### [Task statement]
The material below should be written out in full and exactly; pictures stay out of the copy.
____ Raw data
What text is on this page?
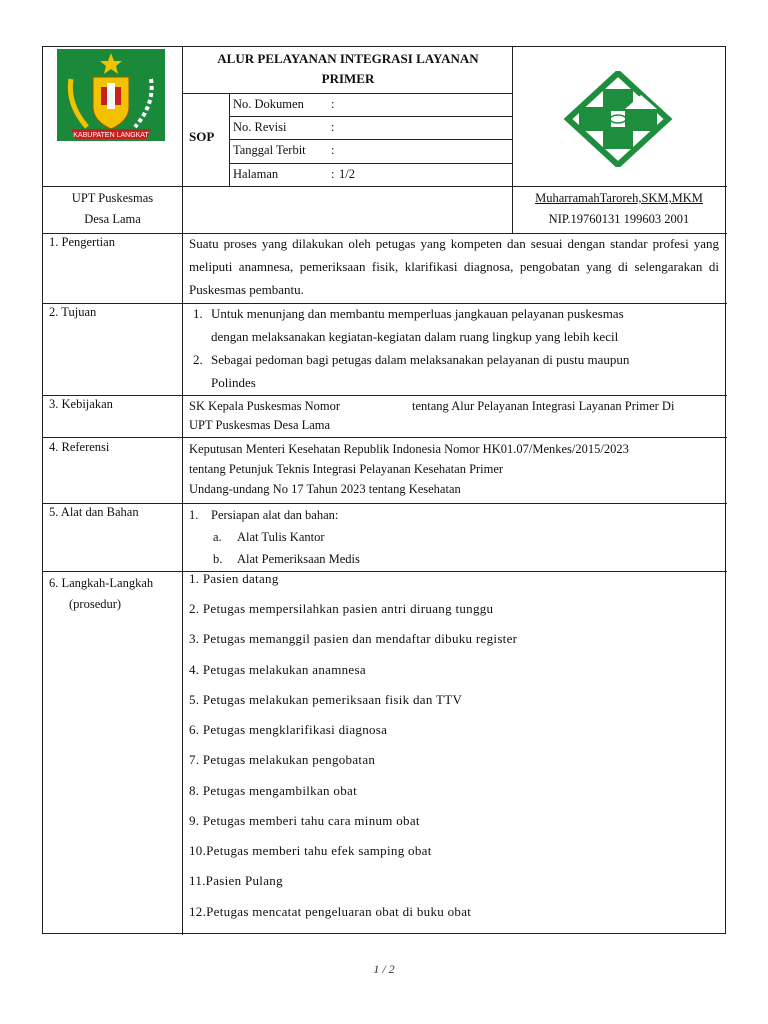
KABUPATEN LANGKAT
ALUR PELAYANAN INTEGRASI LAYANAN
PRIMER
SOP
No. Dokumen :
No. Revisi	:
Tanggal Terbit :
Halaman	: 1/2
UPT Puskesmas
Desa Lama
MuharramahTaroreh,SKM,MKM
NIP.19760131 199603 2001
1. Pengertian	Suatu proses yang dilakukan oleh petugas yang kompeten dan sesuai dengan standar profesi yang meliputi anamnesa, pemeriksaan fisik, klarifikasi diagnosa, pengobatan yang di selengarakan di Puskesmas pembantu.
2. Tujuan	1. Untuk menunjang dan membantu memperluas jangkauan pelayanan puskesmas
dengan melaksanakan kegiatan-kegiatan dalam ruang lingkup yang lebih kecil
2. Sebagai pedoman bagi petugas dalam melaksanakan pelayanan di pustu maupun
Polindes
3. Kebijakan	SK Kepala Puskesmas Nomor	tentang Alur Pelayanan Integrasi Layanan Primer Di
UPT Puskesmas Desa Lama
4. Referensi	Keputusan Menteri Kesehatan Republik Indonesia Nomor HK01.07/Menkes/2015/2023
tentang Petunjuk Teknis Integrasi Pelayanan Kesehatan Primer
Undang-undang No 17 Tahun 2023 tentang Kesehatan
5. Alat dan Bahan	1. Persiapan alat dan bahan:
a. Alat Tulis Kantor
b. Alat Pemeriksaan Medis
6. Langkah-Langkah
(prosedur)
1. Pasien datang
2. Petugas mempersilahkan pasien antri diruang tunggu
3. Petugas memanggil pasien dan mendaftar dibuku register
4. Petugas melakukan anamnesa
5. Petugas melakukan pemeriksaan fisik dan TTV
6. Petugas mengklarifikasi diagnosa
7. Petugas melakukan pengobatan
8. Petugas mengambilkan obat
9. Petugas memberi tahu cara minum obat
10.Petugas memberi tahu efek samping obat
11.Pasien Pulang
12.Petugas mencatat pengeluaran obat di buku obat
1 / 2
________
### [Result of this task]
What text is on this page?
KABUPATEN LANGKAT
ALUR PELAYANAN INTEGRASI LAYANAN
PRIMER
SOP
No. Dokumen :
No. Revisi	:
Tanggal Terbit :
Halaman	: 1/2
UPT Puskesmas
Desa Lama
MuharramahTaroreh,SKM,MKM
NIP.19760131 199603 2001
1. Pengertian	Suatu proses yang dilakukan oleh petugas yang kompeten dan sesuai dengan standar profesi yang meliputi anamnesa, pemeriksaan fisik, klarifikasi diagnosa, pengobatan yang di selengarakan di Puskesmas pembantu.
2. Tujuan	1. Untuk menunjang dan membantu memperluas jangkauan pelayanan puskesmas
dengan melaksanakan kegiatan-kegiatan dalam ruang lingkup yang lebih kecil
2. Sebagai pedoman bagi petugas dalam melaksanakan pelayanan di pustu maupun
Polindes
3. Kebijakan	SK Kepala Puskesmas Nomor	tentang Alur Pelayanan Integrasi Layanan Primer Di
UPT Puskesmas Desa Lama
4. Referensi	Keputusan Menteri Kesehatan Republik Indonesia Nomor HK01.07/Menkes/2015/2023
tentang Petunjuk Teknis Integrasi Pelayanan Kesehatan Primer
Undang-undang No 17 Tahun 2023 tentang Kesehatan
5. Alat dan Bahan	1. Persiapan alat dan bahan:
a. Alat Tulis Kantor
b. Alat Pemeriksaan Medis
6. Langkah-Langkah
(prosedur)
1. Pasien datang
2. Petugas mempersilahkan pasien antri diruang tunggu
3. Petugas memanggil pasien dan mendaftar dibuku register
4. Petugas melakukan anamnesa
5. Petugas melakukan pemeriksaan fisik dan TTV
6. Petugas mengklarifikasi diagnosa
7. Petugas melakukan pengobatan
8. Petugas mengambilkan obat
9. Petugas memberi tahu cara minum obat
10.Petugas memberi tahu efek samping obat
11.Pasien Pulang
12.Petugas mencatat pengeluaran obat di buku obat
1 / 2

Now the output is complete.